[Instructions for the task]: Across the listing below, count the lines that mention the string "domanda". Reply with the figure only.

(Data entries)
********
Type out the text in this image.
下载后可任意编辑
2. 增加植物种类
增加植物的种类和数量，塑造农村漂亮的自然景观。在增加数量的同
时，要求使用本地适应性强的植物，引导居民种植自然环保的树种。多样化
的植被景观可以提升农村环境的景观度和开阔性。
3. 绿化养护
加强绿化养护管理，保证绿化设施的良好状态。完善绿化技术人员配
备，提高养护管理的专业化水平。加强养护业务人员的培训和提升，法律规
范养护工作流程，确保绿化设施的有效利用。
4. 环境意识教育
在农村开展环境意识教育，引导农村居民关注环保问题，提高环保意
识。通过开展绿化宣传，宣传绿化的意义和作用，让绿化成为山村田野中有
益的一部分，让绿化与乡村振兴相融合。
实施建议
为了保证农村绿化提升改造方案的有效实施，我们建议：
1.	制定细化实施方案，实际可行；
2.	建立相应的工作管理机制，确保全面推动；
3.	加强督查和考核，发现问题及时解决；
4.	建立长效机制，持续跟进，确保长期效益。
********
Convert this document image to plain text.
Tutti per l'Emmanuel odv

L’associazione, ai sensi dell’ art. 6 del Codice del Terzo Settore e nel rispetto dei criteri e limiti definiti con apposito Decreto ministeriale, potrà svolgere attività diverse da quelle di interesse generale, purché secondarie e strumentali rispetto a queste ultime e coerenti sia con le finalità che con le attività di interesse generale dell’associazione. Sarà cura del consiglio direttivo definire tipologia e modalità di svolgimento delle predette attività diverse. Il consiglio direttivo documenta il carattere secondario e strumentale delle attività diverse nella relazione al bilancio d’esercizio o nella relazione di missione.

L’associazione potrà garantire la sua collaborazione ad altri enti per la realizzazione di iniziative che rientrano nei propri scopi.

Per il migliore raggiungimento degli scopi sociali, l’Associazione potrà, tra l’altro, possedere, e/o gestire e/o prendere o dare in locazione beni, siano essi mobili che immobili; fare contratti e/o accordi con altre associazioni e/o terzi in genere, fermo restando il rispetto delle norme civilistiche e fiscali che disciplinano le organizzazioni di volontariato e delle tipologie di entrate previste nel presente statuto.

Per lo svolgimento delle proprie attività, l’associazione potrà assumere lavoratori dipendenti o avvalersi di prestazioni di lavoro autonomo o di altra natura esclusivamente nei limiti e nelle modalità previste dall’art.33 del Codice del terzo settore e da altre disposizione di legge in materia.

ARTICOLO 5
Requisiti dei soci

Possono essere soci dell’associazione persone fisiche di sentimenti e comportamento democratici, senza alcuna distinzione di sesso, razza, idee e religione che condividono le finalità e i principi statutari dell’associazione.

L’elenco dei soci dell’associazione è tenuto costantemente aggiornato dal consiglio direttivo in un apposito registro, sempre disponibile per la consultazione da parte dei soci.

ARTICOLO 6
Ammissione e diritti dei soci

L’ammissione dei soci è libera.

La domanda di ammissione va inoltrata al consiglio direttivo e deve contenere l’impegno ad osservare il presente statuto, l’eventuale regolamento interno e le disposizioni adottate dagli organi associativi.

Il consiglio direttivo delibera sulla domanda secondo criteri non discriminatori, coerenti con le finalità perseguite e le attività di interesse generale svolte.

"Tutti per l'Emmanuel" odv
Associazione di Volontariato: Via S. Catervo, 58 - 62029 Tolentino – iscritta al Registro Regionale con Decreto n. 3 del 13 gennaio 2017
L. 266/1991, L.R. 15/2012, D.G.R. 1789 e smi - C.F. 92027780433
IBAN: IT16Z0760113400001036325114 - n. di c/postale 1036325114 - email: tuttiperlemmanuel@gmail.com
********
[Exercise output]: 2